#### Material supplied

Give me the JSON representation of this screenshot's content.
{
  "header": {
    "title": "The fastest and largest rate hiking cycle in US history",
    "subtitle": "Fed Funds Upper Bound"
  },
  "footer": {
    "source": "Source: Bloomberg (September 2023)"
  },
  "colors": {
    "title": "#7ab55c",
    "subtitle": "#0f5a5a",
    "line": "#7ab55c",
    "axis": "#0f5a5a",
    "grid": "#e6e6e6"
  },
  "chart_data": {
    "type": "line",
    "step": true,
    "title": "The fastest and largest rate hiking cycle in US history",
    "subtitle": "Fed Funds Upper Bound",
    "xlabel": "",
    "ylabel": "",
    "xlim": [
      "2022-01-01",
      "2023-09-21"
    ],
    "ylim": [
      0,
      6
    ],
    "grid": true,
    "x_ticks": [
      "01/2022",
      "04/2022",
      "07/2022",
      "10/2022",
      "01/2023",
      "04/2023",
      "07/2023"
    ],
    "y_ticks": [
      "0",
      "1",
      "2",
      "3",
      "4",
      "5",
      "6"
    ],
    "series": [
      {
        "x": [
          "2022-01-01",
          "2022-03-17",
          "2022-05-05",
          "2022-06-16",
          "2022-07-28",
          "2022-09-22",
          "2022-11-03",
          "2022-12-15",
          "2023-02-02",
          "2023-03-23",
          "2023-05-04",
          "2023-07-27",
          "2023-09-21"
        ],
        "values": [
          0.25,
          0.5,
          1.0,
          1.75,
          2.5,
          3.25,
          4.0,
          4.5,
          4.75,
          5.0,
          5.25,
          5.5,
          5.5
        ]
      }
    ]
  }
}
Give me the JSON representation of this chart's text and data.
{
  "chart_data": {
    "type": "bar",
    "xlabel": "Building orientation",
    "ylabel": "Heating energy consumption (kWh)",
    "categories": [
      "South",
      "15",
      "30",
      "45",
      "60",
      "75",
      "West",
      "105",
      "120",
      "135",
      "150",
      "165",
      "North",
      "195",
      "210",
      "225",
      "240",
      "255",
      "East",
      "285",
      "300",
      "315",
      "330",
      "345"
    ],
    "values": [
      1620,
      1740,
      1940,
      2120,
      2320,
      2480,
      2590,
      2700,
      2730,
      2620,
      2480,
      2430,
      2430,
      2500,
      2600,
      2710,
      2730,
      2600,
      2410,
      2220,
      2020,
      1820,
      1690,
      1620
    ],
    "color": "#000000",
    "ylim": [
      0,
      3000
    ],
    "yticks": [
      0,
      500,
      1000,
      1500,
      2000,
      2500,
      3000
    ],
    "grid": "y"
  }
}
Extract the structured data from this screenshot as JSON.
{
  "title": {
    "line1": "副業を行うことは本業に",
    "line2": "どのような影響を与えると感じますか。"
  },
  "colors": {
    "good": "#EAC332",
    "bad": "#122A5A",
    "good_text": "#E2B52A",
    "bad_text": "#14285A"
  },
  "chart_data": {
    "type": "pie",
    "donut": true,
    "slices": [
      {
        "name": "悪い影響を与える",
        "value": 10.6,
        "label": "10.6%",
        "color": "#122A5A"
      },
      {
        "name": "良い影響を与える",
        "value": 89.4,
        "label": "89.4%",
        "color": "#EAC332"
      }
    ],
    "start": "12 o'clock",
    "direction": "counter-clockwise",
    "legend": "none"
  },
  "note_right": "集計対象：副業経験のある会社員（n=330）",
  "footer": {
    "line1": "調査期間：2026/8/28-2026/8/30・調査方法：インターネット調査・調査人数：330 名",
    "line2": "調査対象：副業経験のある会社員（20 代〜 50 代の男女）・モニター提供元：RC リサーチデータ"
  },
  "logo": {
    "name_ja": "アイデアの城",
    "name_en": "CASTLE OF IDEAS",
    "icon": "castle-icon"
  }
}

########

**Your instructions**
Pull every line containing the word "representation" out of the material and copy it.

**The output**
Give me the JSON representation of this screenshot's content.
Give me the JSON representation of this chart's text and data.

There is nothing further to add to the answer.